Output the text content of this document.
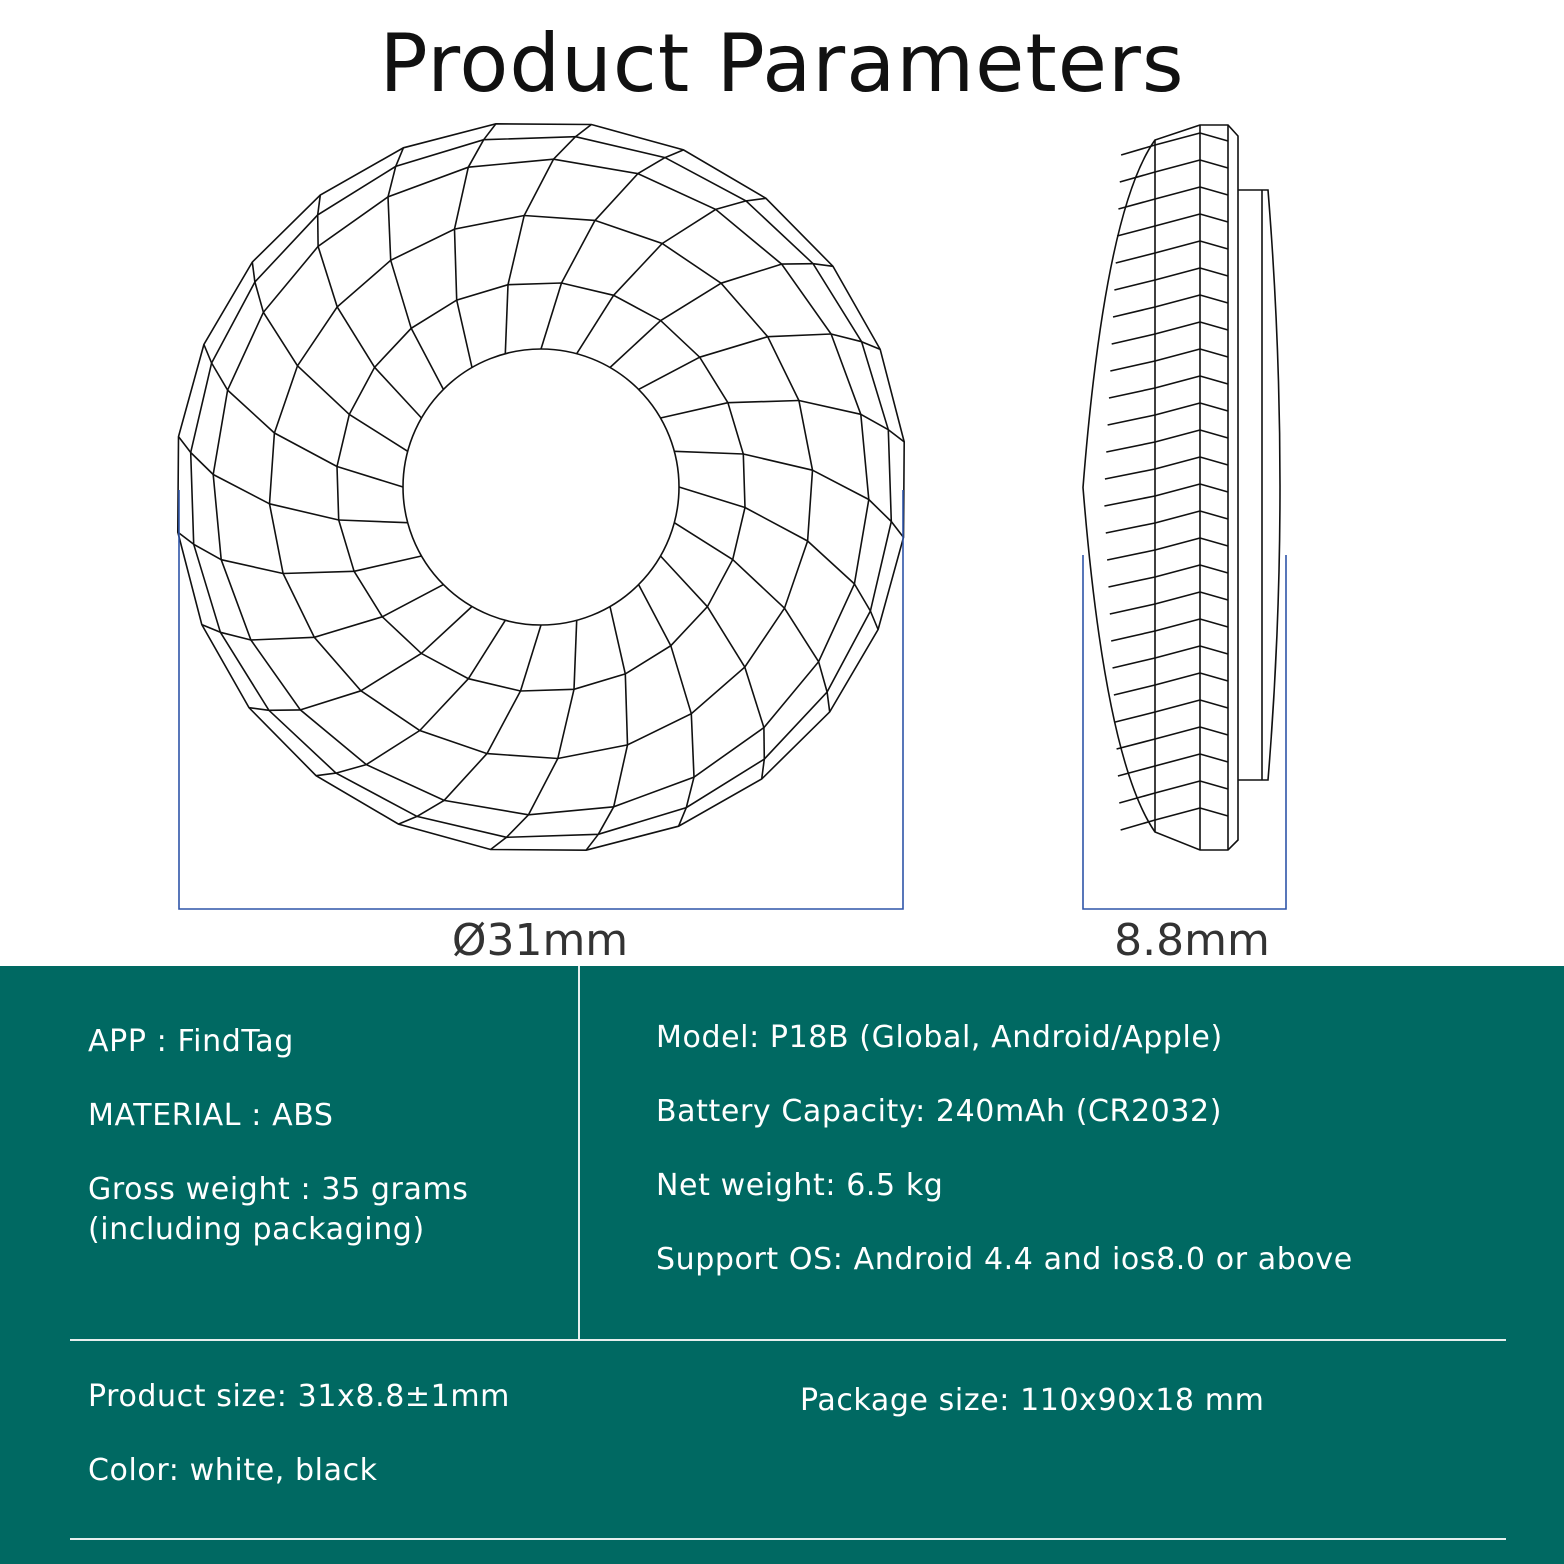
Product Parameters
Ø31mm	8.8mm
APP : FindTag
MATERIAL : ABS
Gross weight : 35 grams
(including packaging)
Model: P18B (Global, Android/Apple)
Battery Capacity: 240mAh (CR2032)
Net weight: 6.5 kg
Support OS: Android 4.4 and ios8.0 or above
Product size: 31x8.8±1mm
Color: white, black
Package size: 110x90x18 mm
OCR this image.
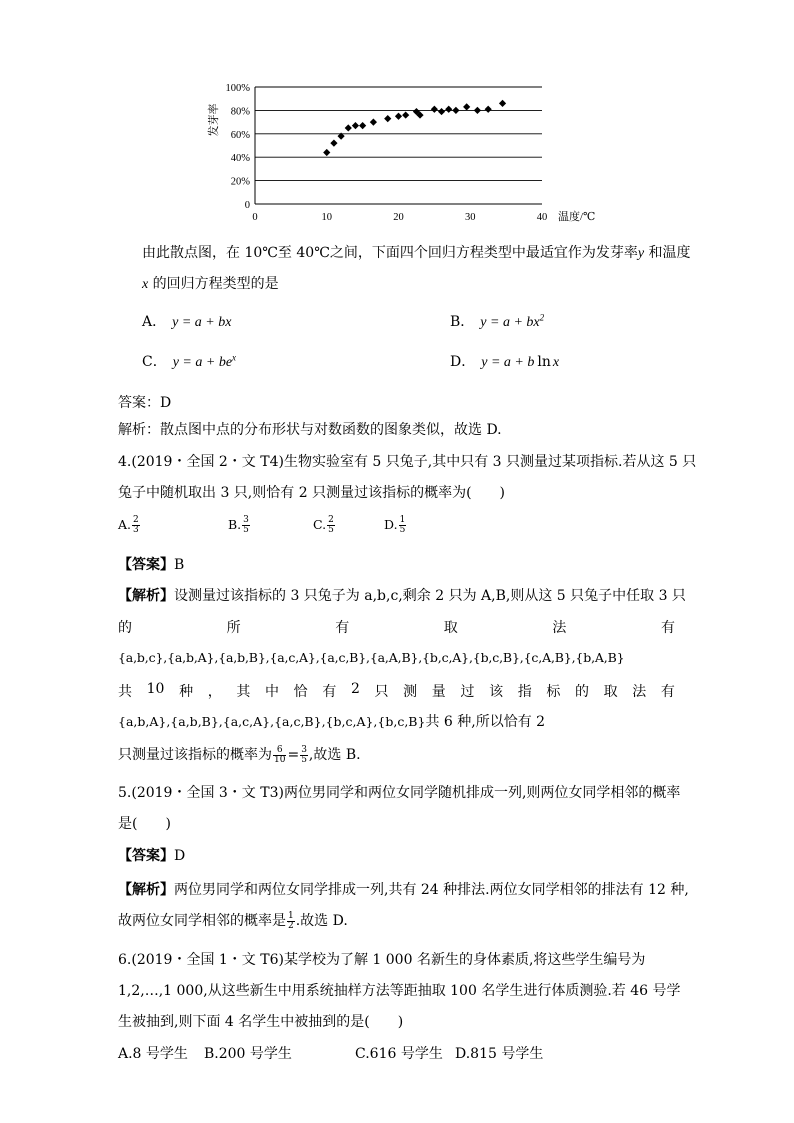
0
20%
40%
60%
80%
100%
0	10	20	30	40
发芽率
温度/℃
由此散点图，在 10℃至 40℃之间，下面四个回归方程类型中最适宜作为发芽率y 和温度
x 的回归方程类型的是
A． y = a + bx	B． $y = a + bx^2$
C． $y = a + be^x$	D． y = a + b ln x
答案：D
解析：散点图中点的分布形状与对数函数的图象类似，故选 D.
4.(2019・全国 2・文 T4)生物实验室有 5 只兔子,其中只有 3 只测量过某项指标.若从这 5 只
兔子中随机取出 3 只,则恰有 2 只测量过该指标的概率为(　　)
A. $\frac{2}{3}$	B. $\frac{3}{5}$	C. $\frac{2}{5}$	D. $\frac{1}{5}$
【答案】B
【解析】设测量过该指标的 3 只兔子为 a,b,c,剩余 2 只为 A,B,则从这 5 只兔子中任取 3 只
的	所	有	取	法	有
{a,b,c},{a,b,A},{a,b,B},{a,c,A},{a,c,B},{a,A,B},{b,c,A},{b,c,B},{c,A,B},{b,A,B}
共 10 种 ， 其 中 恰 有 2 只 测 量 过 该 指 标 的 取 法 有
{a,b,A},{a,b,B},{a,c,A},{a,c,B},{b,c,A},{b,c,B}共 6 种,所以恰有 2
只测量过该指标的概率为 $\frac{6}{10} = \frac{3}{5}$ ,故选 B.
5.(2019・全国 3・文 T3)两位男同学和两位女同学随机排成一列,则两位女同学相邻的概率
是(　　)
【答案】D
【解析】两位男同学和两位女同学排成一列,共有 24 种排法.两位女同学相邻的排法有 12 种,
故两位女同学相邻的概率是 $\frac{1}{2}$ .故选 D.
6.(2019・全国 1・文 T6)某学校为了解 1 000 名新生的身体素质,将这些学生编号为
1,2,…,1 000,从这些新生中用系统抽样方法等距抽取 100 名学生进行体质测验.若 46 号学
生被抽到,则下面 4 名学生中被抽到的是(　　)
A.8 号学生 B.200 号学生	C.616 号学生 D.815 号学生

══════════

--- DIRECTIONS FOR THIS TASK ---
Without the pictures, print the records in full, exactly as they appear.

--- TASK RESPONSE ---
Output the text content of this document.
Product Parameters
Ø31mm	8.8mm
APP : FindTag
MATERIAL : ABS
Gross weight : 35 grams
(including packaging)
Model: P18B (Global, Android/Apple)
Battery Capacity: 240mAh (CR2032)
Net weight: 6.5 kg
Support OS: Android 4.4 and ios8.0 or above
Product size: 31x8.8±1mm
Color: white, black
Package size: 110x90x18 mm
OCR this image.
0
20%
40%
60%
80%
100%
0	10	20	30	40
发芽率
温度/℃
由此散点图，在 10℃至 40℃之间，下面四个回归方程类型中最适宜作为发芽率y 和温度
x 的回归方程类型的是
A． y = a + bx	B． $y = a + bx^2$
C． $y = a + be^x$	D． y = a + b ln x
答案：D
解析：散点图中点的分布形状与对数函数的图象类似，故选 D.
4.(2019・全国 2・文 T4)生物实验室有 5 只兔子,其中只有 3 只测量过某项指标.若从这 5 只
兔子中随机取出 3 只,则恰有 2 只测量过该指标的概率为(　　)
A. $\frac{2}{3}$	B. $\frac{3}{5}$	C. $\frac{2}{5}$	D. $\frac{1}{5}$
【答案】B
【解析】设测量过该指标的 3 只兔子为 a,b,c,剩余 2 只为 A,B,则从这 5 只兔子中任取 3 只
的	所	有	取	法	有
{a,b,c},{a,b,A},{a,b,B},{a,c,A},{a,c,B},{a,A,B},{b,c,A},{b,c,B},{c,A,B},{b,A,B}
共 10 种 ， 其 中 恰 有 2 只 测 量 过 该 指 标 的 取 法 有
{a,b,A},{a,b,B},{a,c,A},{a,c,B},{b,c,A},{b,c,B}共 6 种,所以恰有 2
只测量过该指标的概率为 $\frac{6}{10} = \frac{3}{5}$ ,故选 B.
5.(2019・全国 3・文 T3)两位男同学和两位女同学随机排成一列,则两位女同学相邻的概率
是(　　)
【答案】D
【解析】两位男同学和两位女同学排成一列,共有 24 种排法.两位女同学相邻的排法有 12 种,
故两位女同学相邻的概率是 $\frac{1}{2}$ .故选 D.
6.(2019・全国 1・文 T6)某学校为了解 1 000 名新生的身体素质,将这些学生编号为
1,2,…,1 000,从这些新生中用系统抽样方法等距抽取 100 名学生进行体质测验.若 46 号学
生被抽到,则下面 4 名学生中被抽到的是(　　)
A.8 号学生 B.200 号学生	C.616 号学生 D.815 号学生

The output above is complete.